Problem description> Find every line with "text" in it, then report how many there are and nothing more.

Collected data
** START **
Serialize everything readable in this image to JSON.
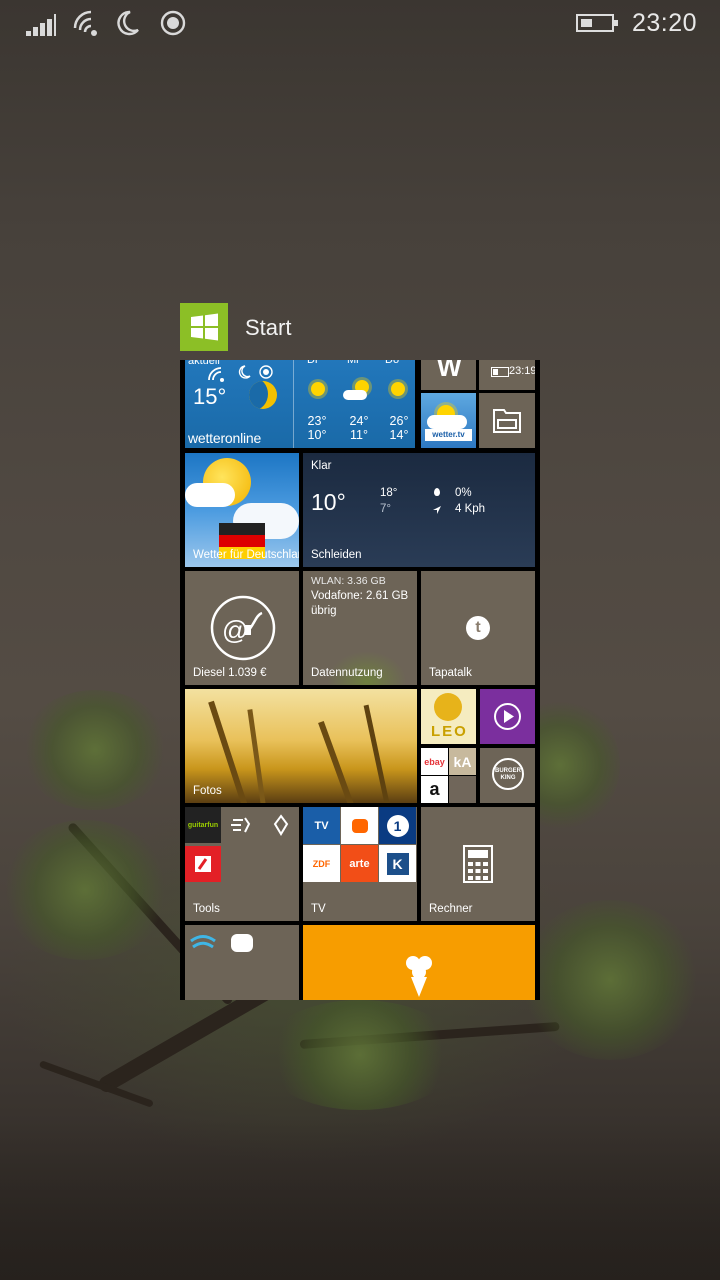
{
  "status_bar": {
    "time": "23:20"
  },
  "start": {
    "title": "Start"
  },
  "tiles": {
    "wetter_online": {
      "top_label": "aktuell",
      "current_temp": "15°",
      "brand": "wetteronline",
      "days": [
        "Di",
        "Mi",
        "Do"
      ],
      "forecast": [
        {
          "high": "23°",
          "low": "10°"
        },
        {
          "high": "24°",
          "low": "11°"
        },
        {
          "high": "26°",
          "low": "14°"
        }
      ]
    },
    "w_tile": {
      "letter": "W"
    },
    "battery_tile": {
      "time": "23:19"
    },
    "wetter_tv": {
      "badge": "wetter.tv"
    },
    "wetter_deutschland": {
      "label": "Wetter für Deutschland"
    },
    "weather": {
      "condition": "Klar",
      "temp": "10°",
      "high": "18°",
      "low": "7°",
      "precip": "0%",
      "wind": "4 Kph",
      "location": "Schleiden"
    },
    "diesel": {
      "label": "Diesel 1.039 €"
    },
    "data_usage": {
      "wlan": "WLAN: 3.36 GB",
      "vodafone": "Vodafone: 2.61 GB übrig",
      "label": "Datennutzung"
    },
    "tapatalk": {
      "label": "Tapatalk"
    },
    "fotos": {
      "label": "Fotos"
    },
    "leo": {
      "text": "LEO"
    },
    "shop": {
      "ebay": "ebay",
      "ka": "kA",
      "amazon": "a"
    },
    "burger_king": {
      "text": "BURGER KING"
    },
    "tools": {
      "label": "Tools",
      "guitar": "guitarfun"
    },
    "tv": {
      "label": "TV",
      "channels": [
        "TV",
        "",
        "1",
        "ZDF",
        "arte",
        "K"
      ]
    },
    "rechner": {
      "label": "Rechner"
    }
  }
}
** END **
** START **
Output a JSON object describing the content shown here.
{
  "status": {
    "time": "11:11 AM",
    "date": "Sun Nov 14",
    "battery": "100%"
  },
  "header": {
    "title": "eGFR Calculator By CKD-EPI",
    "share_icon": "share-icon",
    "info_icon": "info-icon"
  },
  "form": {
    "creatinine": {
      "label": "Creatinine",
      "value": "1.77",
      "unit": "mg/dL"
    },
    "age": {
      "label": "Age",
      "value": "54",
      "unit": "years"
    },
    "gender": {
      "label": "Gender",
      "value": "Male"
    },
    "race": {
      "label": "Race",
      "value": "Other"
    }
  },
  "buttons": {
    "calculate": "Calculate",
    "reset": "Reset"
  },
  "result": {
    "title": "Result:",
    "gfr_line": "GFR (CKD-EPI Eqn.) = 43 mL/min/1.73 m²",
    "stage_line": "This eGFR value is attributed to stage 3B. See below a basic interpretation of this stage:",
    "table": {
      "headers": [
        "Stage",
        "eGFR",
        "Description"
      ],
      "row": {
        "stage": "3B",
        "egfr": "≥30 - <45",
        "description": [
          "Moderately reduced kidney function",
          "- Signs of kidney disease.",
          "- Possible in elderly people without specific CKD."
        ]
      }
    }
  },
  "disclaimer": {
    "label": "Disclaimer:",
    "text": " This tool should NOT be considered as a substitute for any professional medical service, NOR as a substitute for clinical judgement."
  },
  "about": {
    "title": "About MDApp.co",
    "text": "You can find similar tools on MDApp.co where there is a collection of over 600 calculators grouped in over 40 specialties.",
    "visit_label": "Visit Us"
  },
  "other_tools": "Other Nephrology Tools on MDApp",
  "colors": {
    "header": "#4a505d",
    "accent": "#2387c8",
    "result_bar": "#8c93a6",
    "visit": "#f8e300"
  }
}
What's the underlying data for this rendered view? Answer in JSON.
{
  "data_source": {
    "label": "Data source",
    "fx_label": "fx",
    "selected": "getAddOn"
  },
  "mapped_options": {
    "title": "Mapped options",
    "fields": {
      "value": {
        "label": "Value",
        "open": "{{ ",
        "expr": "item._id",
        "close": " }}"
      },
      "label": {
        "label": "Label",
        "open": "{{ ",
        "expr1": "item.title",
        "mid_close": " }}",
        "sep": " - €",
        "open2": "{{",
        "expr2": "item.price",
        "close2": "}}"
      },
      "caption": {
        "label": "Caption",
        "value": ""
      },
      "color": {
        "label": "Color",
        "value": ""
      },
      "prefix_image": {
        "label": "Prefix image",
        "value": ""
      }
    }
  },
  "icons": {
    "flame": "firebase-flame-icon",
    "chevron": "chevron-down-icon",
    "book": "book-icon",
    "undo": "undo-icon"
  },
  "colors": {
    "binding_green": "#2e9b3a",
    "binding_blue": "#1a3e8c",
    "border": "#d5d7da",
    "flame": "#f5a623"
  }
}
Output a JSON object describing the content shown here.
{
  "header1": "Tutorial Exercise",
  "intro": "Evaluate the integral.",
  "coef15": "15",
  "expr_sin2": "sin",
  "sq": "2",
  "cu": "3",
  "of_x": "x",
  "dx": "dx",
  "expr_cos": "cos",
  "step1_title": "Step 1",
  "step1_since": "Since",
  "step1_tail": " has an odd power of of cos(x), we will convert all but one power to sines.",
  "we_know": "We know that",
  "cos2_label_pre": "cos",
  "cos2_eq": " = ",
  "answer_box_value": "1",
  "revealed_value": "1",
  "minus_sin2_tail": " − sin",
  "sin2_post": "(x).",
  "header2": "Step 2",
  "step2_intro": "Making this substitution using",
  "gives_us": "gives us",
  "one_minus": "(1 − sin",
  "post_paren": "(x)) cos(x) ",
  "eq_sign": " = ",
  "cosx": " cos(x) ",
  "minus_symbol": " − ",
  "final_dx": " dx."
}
** END **
** START **
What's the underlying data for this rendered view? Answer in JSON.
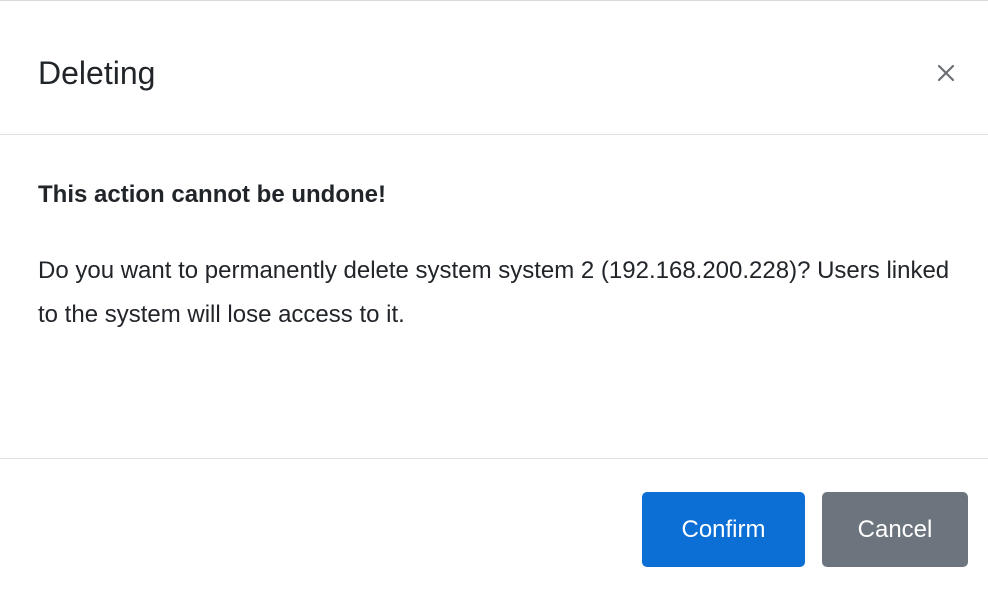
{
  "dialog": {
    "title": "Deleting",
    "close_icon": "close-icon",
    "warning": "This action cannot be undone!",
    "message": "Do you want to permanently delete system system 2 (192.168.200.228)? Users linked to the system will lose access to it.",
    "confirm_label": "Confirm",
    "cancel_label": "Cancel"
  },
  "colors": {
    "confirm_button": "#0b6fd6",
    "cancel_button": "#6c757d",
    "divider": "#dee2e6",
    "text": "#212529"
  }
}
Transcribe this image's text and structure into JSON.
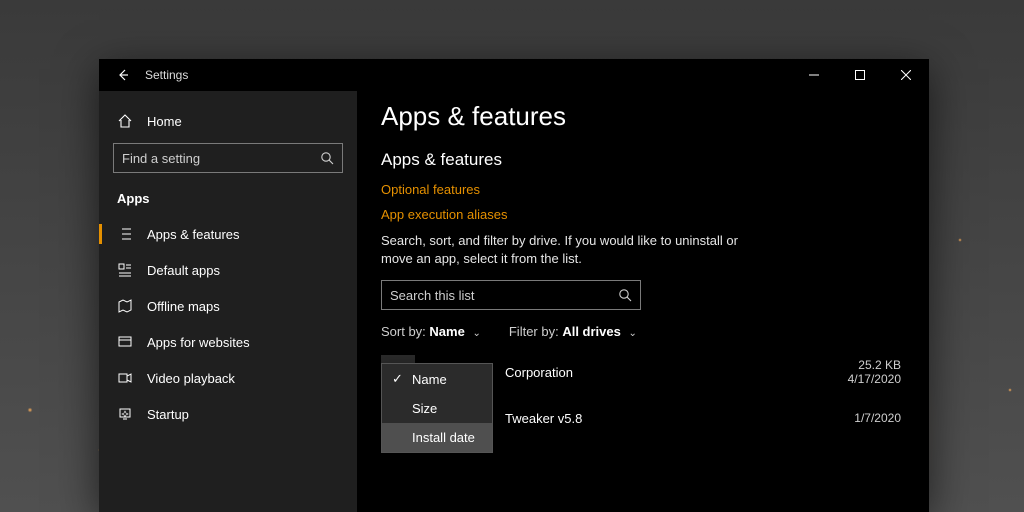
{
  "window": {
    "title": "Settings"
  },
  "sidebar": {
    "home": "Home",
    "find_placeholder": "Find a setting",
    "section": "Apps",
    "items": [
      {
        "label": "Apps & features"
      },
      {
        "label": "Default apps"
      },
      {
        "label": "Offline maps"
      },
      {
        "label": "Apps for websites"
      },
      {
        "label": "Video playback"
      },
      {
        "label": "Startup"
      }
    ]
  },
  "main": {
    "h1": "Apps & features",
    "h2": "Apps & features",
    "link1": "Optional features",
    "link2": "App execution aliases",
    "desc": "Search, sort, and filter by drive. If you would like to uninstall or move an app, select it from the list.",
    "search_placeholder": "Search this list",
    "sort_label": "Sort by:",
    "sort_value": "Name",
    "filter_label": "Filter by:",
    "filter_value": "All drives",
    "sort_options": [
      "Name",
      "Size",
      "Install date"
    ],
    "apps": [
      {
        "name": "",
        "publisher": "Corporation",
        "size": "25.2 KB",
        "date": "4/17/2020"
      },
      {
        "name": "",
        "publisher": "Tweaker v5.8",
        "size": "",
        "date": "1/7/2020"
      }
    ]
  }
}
** END **
Output for this exercise> 6